--- Begin ---

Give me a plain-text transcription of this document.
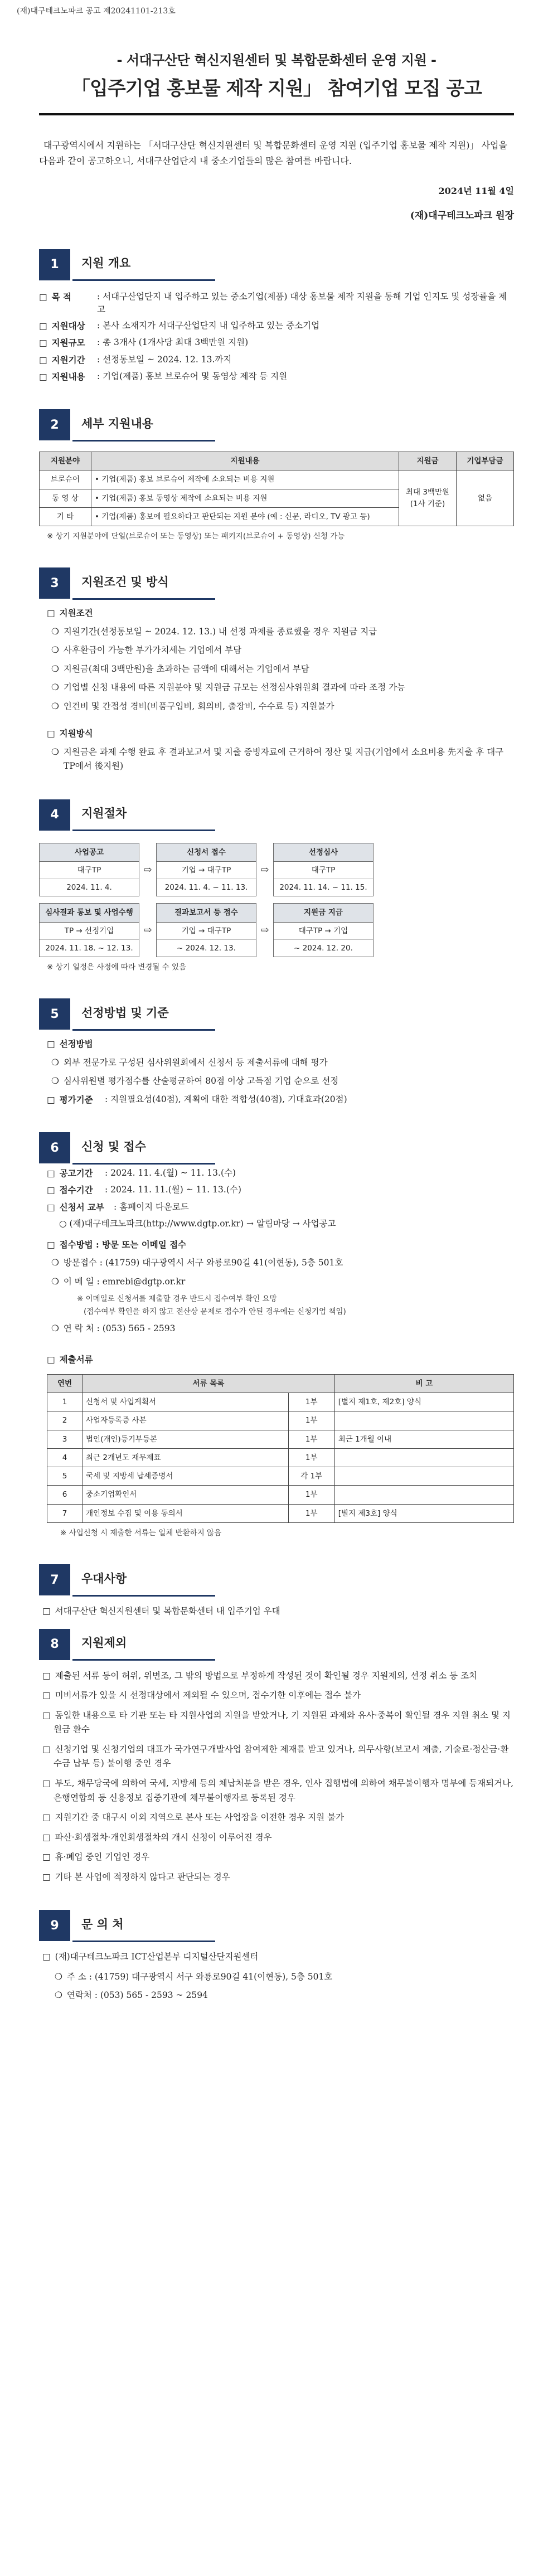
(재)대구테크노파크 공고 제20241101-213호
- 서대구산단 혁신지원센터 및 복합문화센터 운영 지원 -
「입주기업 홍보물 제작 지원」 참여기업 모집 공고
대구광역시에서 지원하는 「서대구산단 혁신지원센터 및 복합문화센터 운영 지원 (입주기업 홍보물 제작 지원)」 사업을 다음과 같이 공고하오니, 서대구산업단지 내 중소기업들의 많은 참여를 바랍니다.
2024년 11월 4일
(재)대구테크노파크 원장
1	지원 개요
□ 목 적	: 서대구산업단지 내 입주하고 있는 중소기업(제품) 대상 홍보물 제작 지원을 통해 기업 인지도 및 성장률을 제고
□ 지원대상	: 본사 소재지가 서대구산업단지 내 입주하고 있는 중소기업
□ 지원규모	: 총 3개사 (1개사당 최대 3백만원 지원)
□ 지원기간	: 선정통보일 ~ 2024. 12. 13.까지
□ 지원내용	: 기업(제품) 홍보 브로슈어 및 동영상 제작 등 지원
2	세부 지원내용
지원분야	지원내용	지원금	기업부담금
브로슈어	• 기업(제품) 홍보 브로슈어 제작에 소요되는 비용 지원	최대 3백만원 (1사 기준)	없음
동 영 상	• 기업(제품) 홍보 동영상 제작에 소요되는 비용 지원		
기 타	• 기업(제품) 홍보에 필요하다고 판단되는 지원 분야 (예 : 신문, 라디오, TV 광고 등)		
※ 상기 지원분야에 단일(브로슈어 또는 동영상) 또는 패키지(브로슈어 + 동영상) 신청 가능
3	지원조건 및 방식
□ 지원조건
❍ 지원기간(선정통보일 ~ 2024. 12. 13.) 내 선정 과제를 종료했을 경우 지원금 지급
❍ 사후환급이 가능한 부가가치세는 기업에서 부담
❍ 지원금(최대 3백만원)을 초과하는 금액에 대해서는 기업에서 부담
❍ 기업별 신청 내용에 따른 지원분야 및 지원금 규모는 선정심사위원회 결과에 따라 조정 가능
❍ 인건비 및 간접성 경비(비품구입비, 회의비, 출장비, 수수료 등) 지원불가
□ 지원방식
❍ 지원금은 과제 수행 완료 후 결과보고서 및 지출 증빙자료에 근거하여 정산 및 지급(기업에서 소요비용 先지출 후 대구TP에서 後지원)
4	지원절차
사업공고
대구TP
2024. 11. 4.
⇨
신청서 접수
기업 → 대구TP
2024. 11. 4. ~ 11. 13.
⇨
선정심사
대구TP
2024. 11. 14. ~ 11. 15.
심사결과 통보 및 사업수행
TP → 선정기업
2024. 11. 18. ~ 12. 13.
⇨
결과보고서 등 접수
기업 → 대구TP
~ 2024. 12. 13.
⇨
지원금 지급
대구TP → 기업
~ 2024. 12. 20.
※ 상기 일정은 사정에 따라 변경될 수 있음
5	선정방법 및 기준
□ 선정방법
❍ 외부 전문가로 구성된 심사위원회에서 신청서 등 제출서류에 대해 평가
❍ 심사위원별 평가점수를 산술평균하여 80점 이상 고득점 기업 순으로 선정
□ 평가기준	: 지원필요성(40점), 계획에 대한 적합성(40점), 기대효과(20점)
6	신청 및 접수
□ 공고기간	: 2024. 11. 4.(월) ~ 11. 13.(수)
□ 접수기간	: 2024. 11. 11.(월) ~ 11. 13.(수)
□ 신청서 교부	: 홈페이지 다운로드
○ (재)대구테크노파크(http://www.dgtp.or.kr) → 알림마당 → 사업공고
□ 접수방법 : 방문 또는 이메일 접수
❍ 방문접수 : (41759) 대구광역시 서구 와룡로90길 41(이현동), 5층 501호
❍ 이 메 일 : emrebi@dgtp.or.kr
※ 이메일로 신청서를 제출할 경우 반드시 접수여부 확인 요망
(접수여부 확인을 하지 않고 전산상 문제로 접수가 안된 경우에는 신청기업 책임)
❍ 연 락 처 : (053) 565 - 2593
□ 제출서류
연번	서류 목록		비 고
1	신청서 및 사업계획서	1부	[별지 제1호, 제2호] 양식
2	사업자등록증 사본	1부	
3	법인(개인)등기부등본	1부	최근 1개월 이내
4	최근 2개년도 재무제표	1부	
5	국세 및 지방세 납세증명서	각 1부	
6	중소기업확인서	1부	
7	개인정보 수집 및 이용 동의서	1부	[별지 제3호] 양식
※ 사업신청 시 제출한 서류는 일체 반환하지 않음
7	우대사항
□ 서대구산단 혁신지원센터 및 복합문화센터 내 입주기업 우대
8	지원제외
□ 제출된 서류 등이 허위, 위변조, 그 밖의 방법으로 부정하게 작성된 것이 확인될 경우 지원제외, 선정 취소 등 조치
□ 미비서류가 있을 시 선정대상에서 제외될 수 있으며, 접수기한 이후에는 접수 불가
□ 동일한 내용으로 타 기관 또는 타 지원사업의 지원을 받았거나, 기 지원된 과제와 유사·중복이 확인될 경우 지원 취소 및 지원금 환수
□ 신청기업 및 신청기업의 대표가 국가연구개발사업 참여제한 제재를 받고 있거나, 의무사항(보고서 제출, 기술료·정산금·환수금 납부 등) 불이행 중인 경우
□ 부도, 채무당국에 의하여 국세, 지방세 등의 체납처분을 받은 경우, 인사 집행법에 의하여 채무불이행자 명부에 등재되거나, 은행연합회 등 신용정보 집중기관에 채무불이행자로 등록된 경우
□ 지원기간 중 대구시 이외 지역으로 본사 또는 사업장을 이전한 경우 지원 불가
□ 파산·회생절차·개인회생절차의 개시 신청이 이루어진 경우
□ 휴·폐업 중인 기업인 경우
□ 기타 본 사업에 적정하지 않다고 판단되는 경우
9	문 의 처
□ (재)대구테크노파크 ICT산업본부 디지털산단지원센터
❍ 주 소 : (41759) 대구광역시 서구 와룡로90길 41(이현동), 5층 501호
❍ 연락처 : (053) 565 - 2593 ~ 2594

--- End ---
--- Begin ---

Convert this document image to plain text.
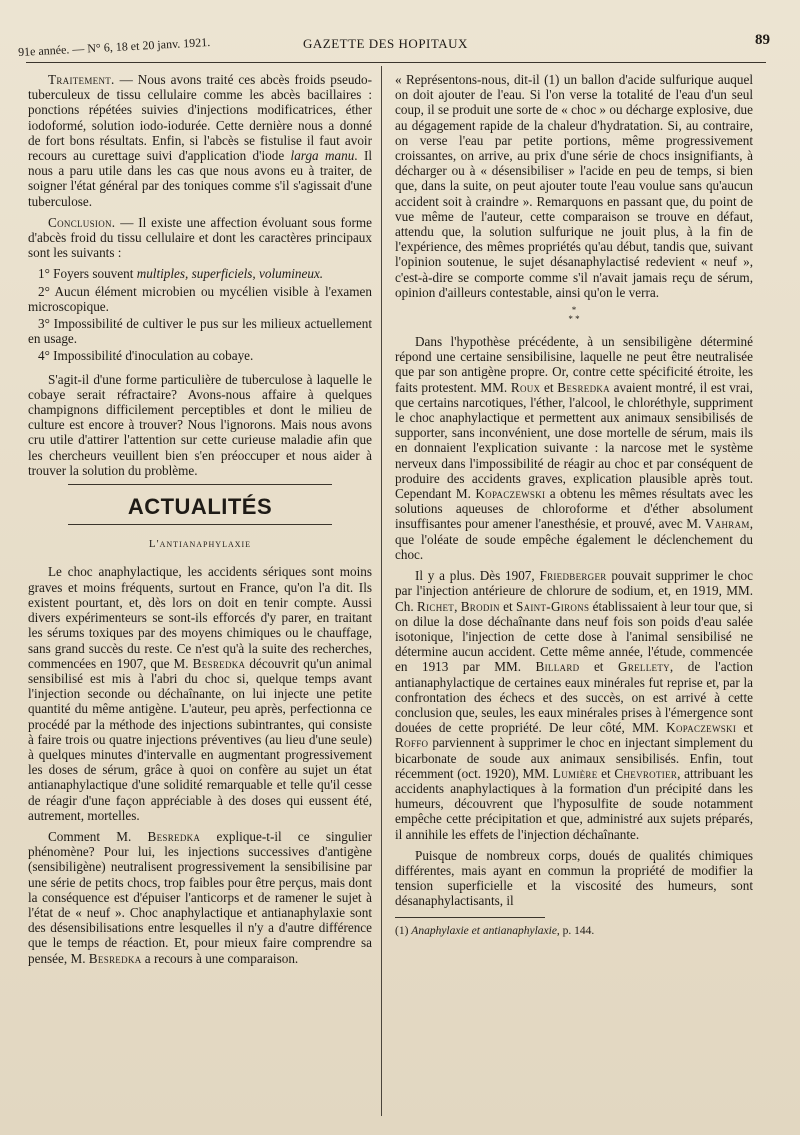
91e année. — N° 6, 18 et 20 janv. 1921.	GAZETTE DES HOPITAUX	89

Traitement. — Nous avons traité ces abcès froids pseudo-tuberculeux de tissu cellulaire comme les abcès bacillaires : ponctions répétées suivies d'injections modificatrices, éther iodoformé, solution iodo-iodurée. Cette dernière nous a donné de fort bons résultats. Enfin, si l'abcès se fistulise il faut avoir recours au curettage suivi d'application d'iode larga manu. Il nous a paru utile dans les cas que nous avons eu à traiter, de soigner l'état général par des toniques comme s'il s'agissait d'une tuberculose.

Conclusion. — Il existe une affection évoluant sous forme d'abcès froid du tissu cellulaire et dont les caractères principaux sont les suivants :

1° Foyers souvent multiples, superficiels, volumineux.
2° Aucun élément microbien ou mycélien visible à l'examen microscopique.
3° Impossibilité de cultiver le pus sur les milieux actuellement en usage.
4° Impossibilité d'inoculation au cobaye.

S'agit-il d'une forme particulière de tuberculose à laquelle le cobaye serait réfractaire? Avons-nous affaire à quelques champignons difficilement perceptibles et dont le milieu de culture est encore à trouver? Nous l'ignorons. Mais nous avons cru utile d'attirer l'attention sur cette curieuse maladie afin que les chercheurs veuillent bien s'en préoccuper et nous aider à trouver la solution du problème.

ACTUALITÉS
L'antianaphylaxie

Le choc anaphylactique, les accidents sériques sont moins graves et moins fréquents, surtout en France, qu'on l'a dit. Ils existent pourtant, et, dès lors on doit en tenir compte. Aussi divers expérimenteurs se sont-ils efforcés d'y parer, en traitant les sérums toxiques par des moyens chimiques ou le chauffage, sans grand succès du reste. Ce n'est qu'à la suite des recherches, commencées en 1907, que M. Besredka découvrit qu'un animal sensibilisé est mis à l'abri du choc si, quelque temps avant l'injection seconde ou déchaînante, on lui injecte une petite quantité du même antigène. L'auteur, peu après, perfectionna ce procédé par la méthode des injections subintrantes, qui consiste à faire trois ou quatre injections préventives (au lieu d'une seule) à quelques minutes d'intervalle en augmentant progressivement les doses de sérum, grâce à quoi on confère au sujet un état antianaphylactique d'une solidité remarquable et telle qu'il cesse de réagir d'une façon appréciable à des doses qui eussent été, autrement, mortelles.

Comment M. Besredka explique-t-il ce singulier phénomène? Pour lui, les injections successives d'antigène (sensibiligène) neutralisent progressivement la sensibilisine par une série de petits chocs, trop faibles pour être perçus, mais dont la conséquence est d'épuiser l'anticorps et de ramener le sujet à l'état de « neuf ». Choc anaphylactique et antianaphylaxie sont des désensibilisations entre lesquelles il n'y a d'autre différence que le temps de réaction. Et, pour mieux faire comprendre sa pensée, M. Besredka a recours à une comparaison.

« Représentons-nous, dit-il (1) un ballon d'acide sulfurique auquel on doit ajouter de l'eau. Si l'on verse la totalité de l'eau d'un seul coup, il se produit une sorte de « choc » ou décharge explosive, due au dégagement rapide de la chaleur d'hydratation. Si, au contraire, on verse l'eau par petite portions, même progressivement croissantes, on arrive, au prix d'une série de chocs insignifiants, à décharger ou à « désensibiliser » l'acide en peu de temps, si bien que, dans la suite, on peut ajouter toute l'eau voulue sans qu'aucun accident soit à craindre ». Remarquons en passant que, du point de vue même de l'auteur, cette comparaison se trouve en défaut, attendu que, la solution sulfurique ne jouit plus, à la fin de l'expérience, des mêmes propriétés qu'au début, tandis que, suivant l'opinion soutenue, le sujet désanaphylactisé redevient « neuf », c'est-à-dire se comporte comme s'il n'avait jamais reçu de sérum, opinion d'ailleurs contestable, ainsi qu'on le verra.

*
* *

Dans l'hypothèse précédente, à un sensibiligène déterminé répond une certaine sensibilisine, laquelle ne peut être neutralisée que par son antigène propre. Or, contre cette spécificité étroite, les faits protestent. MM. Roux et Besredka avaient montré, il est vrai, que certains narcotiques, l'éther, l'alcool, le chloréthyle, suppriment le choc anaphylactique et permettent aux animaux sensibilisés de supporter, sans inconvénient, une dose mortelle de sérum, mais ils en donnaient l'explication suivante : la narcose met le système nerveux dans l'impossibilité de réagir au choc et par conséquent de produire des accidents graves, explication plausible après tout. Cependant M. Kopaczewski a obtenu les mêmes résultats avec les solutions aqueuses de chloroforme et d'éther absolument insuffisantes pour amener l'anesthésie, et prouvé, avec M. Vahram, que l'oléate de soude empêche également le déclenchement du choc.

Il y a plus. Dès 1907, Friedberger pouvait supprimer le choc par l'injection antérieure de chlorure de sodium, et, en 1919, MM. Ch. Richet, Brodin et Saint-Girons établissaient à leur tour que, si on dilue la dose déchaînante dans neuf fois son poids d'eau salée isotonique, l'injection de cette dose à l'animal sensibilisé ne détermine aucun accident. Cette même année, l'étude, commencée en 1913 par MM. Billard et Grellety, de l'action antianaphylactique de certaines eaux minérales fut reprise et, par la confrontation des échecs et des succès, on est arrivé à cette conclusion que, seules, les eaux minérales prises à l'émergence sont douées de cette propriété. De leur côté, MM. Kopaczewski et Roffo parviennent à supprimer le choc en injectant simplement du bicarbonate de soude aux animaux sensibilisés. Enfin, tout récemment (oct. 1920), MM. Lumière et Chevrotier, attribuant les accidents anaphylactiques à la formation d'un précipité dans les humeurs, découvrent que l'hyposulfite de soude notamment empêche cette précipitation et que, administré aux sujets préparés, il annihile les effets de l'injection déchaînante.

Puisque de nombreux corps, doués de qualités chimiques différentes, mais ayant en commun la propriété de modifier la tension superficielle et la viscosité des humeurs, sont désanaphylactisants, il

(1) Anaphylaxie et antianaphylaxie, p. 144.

--- End ---
--- Begin ---

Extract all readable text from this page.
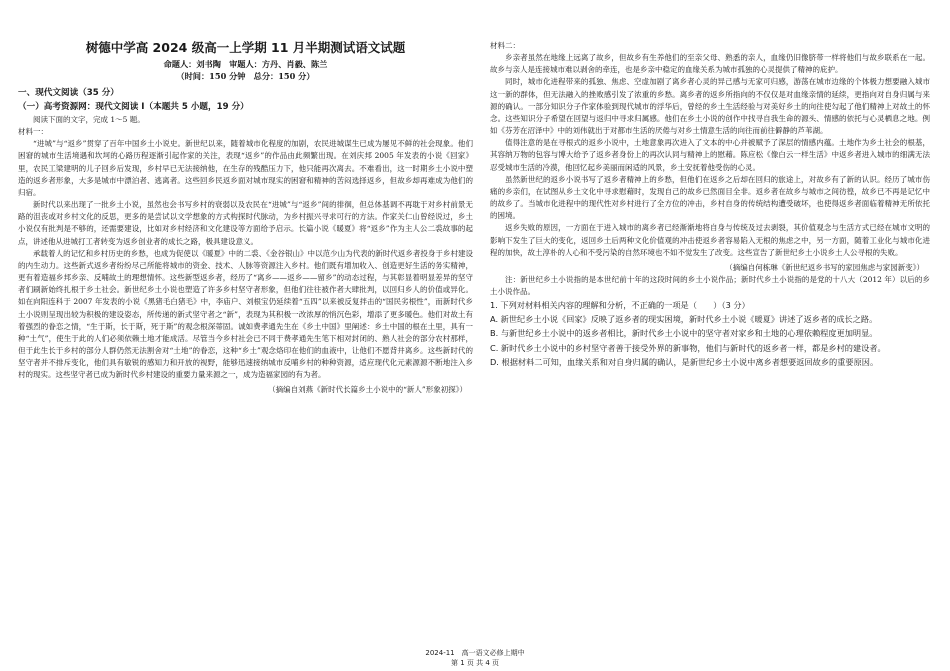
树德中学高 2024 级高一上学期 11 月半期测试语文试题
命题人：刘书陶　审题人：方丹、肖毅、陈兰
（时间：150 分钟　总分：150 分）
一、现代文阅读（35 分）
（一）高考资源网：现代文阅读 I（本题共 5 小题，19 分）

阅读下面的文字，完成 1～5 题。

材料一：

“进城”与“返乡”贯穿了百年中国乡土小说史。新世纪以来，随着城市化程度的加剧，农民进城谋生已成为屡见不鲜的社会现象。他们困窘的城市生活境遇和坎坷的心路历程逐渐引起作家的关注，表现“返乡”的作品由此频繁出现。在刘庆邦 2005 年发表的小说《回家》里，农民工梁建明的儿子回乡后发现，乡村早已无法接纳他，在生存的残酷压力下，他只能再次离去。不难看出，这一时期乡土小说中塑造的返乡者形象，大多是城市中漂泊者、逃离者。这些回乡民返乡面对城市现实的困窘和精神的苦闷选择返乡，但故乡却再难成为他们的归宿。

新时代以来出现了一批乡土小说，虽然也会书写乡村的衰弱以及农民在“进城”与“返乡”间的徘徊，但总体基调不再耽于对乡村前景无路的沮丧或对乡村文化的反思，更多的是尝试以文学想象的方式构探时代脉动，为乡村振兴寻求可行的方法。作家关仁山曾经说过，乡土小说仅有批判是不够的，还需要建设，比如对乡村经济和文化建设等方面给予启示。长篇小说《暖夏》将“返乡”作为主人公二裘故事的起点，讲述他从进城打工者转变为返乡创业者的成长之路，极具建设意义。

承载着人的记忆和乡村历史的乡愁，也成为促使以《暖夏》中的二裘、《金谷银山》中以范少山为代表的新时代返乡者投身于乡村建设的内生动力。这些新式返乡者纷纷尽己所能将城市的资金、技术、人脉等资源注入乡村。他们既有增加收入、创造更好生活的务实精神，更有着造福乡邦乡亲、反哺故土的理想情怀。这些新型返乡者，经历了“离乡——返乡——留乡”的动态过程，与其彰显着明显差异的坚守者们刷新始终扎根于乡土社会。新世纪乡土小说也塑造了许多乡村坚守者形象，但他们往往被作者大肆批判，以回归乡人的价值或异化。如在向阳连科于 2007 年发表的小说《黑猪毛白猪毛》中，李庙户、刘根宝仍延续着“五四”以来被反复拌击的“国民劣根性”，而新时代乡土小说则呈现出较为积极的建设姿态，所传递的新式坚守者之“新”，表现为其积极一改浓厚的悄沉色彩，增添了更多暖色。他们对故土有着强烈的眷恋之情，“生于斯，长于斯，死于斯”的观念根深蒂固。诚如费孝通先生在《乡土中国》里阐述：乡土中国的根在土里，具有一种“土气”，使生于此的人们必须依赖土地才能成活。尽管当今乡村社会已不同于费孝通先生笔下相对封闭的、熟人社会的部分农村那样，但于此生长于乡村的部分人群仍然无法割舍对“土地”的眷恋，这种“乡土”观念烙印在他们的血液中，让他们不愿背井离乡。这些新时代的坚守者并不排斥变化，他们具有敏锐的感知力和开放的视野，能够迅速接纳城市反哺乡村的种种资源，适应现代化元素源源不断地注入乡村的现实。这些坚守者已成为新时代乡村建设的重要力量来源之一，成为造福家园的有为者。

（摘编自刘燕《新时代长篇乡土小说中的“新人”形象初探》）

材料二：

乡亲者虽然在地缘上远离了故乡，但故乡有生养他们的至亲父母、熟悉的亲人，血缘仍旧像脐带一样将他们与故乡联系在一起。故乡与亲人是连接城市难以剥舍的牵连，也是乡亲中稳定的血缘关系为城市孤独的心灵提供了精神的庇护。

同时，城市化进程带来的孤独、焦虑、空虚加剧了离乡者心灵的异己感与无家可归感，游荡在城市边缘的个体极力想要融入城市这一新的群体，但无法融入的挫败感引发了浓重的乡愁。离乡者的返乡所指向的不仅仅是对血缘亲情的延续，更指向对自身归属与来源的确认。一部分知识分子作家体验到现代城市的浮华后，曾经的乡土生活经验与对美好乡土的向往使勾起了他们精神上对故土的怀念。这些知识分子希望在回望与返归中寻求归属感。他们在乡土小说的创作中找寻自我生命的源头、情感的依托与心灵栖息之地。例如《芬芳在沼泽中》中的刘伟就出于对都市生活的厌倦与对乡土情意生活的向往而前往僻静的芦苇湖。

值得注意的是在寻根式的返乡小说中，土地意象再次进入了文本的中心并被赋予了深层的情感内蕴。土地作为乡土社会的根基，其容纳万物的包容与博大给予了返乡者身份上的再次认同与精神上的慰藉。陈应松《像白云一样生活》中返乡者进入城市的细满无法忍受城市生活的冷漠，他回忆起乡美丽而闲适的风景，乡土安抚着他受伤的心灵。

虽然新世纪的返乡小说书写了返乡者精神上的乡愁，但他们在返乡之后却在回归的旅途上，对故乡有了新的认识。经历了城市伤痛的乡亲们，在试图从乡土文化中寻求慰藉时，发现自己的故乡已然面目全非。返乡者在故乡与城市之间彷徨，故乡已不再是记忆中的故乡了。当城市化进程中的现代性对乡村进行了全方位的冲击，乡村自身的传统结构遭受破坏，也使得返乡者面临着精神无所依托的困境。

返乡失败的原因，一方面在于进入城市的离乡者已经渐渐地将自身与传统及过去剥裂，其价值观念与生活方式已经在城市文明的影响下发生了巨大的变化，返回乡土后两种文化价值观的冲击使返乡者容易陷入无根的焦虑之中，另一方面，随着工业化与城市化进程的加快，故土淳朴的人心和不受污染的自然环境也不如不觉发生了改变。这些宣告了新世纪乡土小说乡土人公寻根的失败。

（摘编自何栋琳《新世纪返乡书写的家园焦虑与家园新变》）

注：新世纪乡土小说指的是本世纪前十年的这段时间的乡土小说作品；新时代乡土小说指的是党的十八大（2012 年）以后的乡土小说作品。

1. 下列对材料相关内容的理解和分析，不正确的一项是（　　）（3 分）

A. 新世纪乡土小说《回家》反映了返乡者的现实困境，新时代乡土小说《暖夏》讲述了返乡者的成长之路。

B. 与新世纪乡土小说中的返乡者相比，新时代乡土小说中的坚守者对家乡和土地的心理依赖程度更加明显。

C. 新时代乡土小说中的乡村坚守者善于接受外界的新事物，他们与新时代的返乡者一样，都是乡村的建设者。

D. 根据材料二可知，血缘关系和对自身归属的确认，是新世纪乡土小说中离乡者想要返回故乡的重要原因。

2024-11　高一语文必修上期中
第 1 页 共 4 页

--- End ---

- _Set problem_
From the records above, report the count of lines containing "판단되는" and nothing more.

- _Exercise output_
2